ACTIVITY -> Without the images, set down each entry exactly.
──────────────────────────────
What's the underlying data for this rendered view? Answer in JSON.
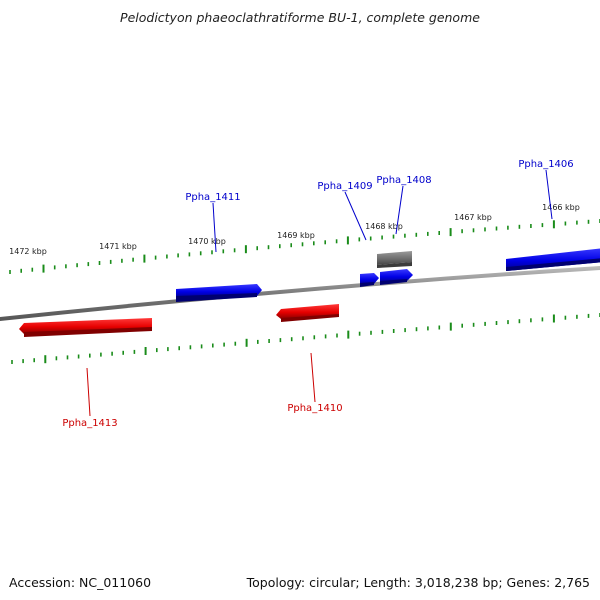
{
  "title": "Pelodictyon phaeoclathratiforme BU-1, complete genome",
  "footer": {
    "accession": "Accession: NC_011060",
    "summary": "Topology: circular; Length: 3,018,238 bp; Genes: 2,765"
  },
  "colors": {
    "forward_strand": "#0000ee",
    "reverse_strand": "#ee0000",
    "other_feature": "#707070",
    "ticks": "#1a8c1a",
    "backbone": "#808080"
  },
  "scale": {
    "unit": "kbp",
    "labels": [
      "1472 kbp",
      "1471 kbp",
      "1470 kbp",
      "1469 kbp",
      "1468 kbp",
      "1467 kbp",
      "1466 kbp"
    ]
  },
  "genes": [
    {
      "label": "Ppha_1406",
      "strand": "forward",
      "color": "#0000ee"
    },
    {
      "label": "Ppha_1408",
      "strand": "forward",
      "color": "#0000ee"
    },
    {
      "label": "Ppha_1409",
      "strand": "forward",
      "color": "#0000ee"
    },
    {
      "label": "Ppha_1410",
      "strand": "reverse",
      "color": "#ee0000"
    },
    {
      "label": "Ppha_1411",
      "strand": "forward",
      "color": "#0000ee"
    },
    {
      "label": "Ppha_1413",
      "strand": "reverse",
      "color": "#ee0000"
    }
  ]
}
──────────────────────────────
ANSWER TO THIS TASK ->
What's the underlying data for this rendered view? Answer in JSON.
{
  "title": "Pelodictyon phaeoclathratiforme BU-1, complete genome",
  "footer": {
    "accession": "Accession: NC_011060",
    "summary": "Topology: circular; Length: 3,018,238 bp; Genes: 2,765"
  },
  "colors": {
    "forward_strand": "#0000ee",
    "reverse_strand": "#ee0000",
    "other_feature": "#707070",
    "ticks": "#1a8c1a",
    "backbone": "#808080"
  },
  "scale": {
    "unit": "kbp",
    "labels": [
      "1472 kbp",
      "1471 kbp",
      "1470 kbp",
      "1469 kbp",
      "1468 kbp",
      "1467 kbp",
      "1466 kbp"
    ]
  },
  "genes": [
    {
      "label": "Ppha_1406",
      "strand": "forward",
      "color": "#0000ee"
    },
    {
      "label": "Ppha_1408",
      "strand": "forward",
      "color": "#0000ee"
    },
    {
      "label": "Ppha_1409",
      "strand": "forward",
      "color": "#0000ee"
    },
    {
      "label": "Ppha_1410",
      "strand": "reverse",
      "color": "#ee0000"
    },
    {
      "label": "Ppha_1411",
      "strand": "forward",
      "color": "#0000ee"
    },
    {
      "label": "Ppha_1413",
      "strand": "reverse",
      "color": "#ee0000"
    }
  ]
}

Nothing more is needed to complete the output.